═════ MATERIAL TO PROCESS ═════
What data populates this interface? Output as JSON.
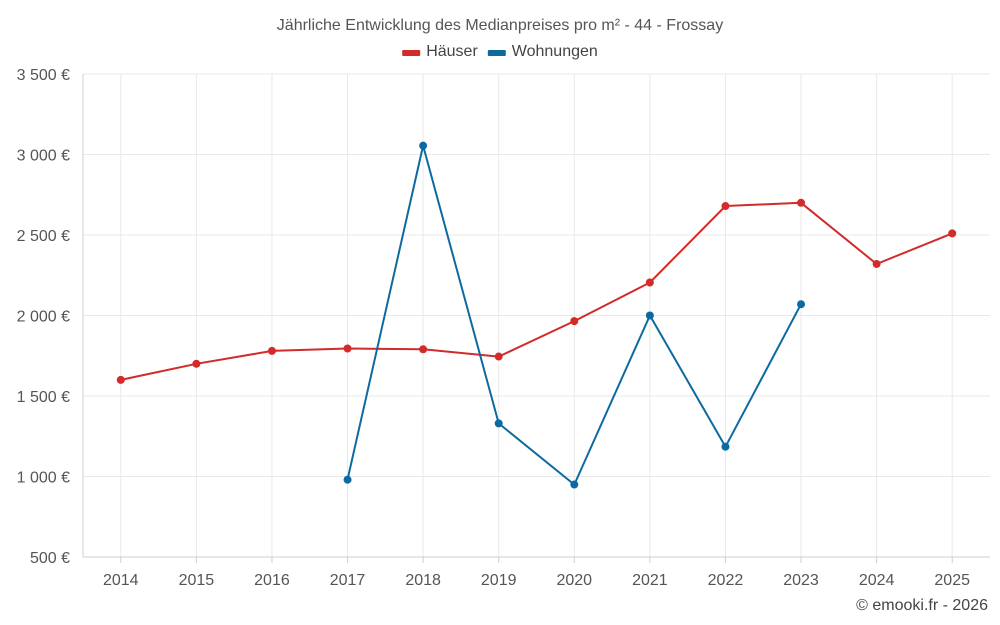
{
  "chart_data": {
    "type": "line",
    "title": "Jährliche Entwicklung des Medianpreises pro m² - 44 - Frossay",
    "categories": [
      "2014",
      "2015",
      "2016",
      "2017",
      "2018",
      "2019",
      "2020",
      "2021",
      "2022",
      "2023",
      "2024",
      "2025"
    ],
    "series": [
      {
        "name": "Häuser",
        "color": "#d32a2a",
        "values": [
          1600,
          1700,
          1780,
          1795,
          1790,
          1745,
          1965,
          2205,
          2680,
          2700,
          2320,
          2510
        ]
      },
      {
        "name": "Wohnungen",
        "color": "#0d6aa0",
        "values": [
          null,
          null,
          null,
          980,
          3055,
          1330,
          950,
          2000,
          1185,
          2070,
          null,
          null
        ]
      }
    ],
    "ylim": [
      500,
      3500
    ],
    "yticks": [
      500,
      1000,
      1500,
      2000,
      2500,
      3000,
      3500
    ],
    "ytick_labels": [
      "500 €",
      "1 000 €",
      "1 500 €",
      "2 000 €",
      "2 500 €",
      "3 000 €",
      "3 500 €"
    ],
    "xlabel": "",
    "ylabel": "",
    "grid": true,
    "legend_position": "top-center"
  },
  "credit": "© emooki.fr - 2026"
}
═════
[EXERCISE INSTRUCTIONS] Write out each line of the data exactly; the images should be left out.

[EXERCISE OUTPUT]
What data populates this interface? Output as JSON.
{
  "chart_data": {
    "type": "line",
    "title": "Jährliche Entwicklung des Medianpreises pro m² - 44 - Frossay",
    "categories": [
      "2014",
      "2015",
      "2016",
      "2017",
      "2018",
      "2019",
      "2020",
      "2021",
      "2022",
      "2023",
      "2024",
      "2025"
    ],
    "series": [
      {
        "name": "Häuser",
        "color": "#d32a2a",
        "values": [
          1600,
          1700,
          1780,
          1795,
          1790,
          1745,
          1965,
          2205,
          2680,
          2700,
          2320,
          2510
        ]
      },
      {
        "name": "Wohnungen",
        "color": "#0d6aa0",
        "values": [
          null,
          null,
          null,
          980,
          3055,
          1330,
          950,
          2000,
          1185,
          2070,
          null,
          null
        ]
      }
    ],
    "ylim": [
      500,
      3500
    ],
    "yticks": [
      500,
      1000,
      1500,
      2000,
      2500,
      3000,
      3500
    ],
    "ytick_labels": [
      "500 €",
      "1 000 €",
      "1 500 €",
      "2 000 €",
      "2 500 €",
      "3 000 €",
      "3 500 €"
    ],
    "xlabel": "",
    "ylabel": "",
    "grid": true,
    "legend_position": "top-center"
  },
  "credit": "© emooki.fr - 2026"
}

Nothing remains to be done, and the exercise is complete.